§ Request: Pick out every line with the word "CAROL" and copy it.

§ Dataset excerpts:

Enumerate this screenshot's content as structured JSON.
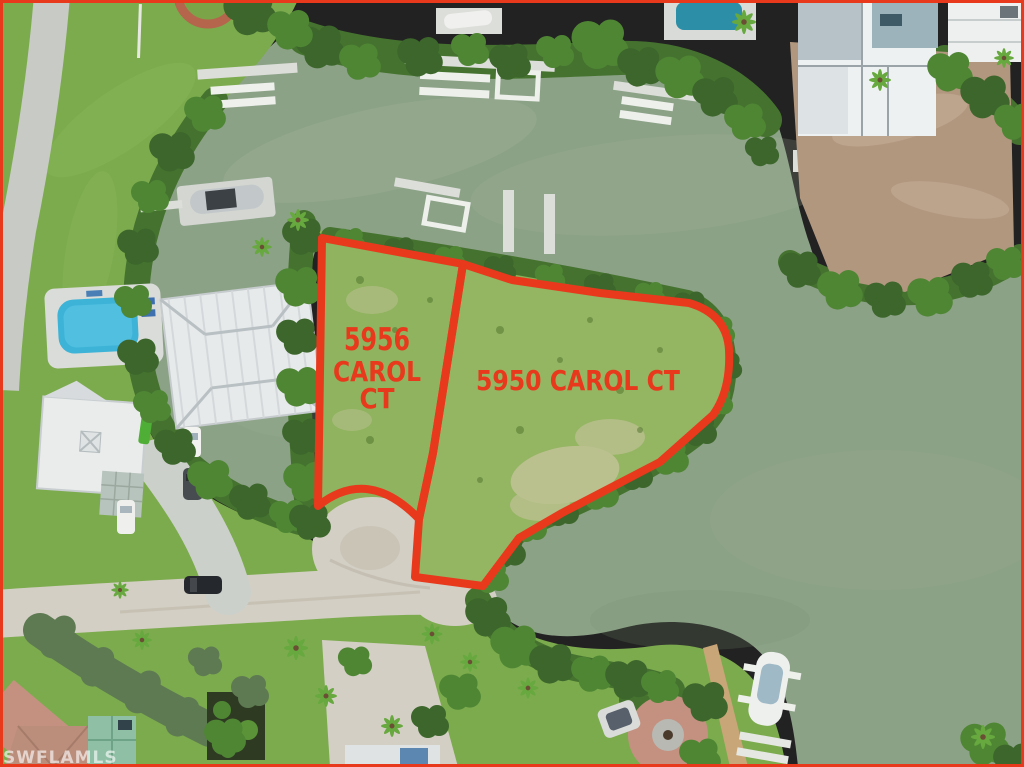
{
  "photo": {
    "description_label": "aerial lot photo",
    "watermark": "SWFLAMLS",
    "lot_left": {
      "address": "5956 CAROL CT",
      "lines": [
        "5956",
        "CAROL",
        "CT"
      ]
    },
    "lot_right": {
      "address": "5950 CAROL CT",
      "label": "5950 CAROL CT"
    },
    "colors": {
      "outline_red": "#E8391D",
      "water_green": "#8CA287",
      "grass_green": "#7CAB4E",
      "mangrove_green": "#45732F",
      "sand_road": "#D3CFC4",
      "asphalt_gray": "#C8CAC5",
      "dock_gray": "#DCDED9",
      "pool_blue": "#3DB3D7",
      "paver_pink": "#C49181",
      "dirt_brown": "#B2977F",
      "watermark_white": "rgba(255,255,255,0.62)"
    }
  }
}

§ Task solution:
      "address": "5956 CAROL CT",
        "CAROL",
      "address": "5950 CAROL CT",
      "label": "5950 CAROL CT"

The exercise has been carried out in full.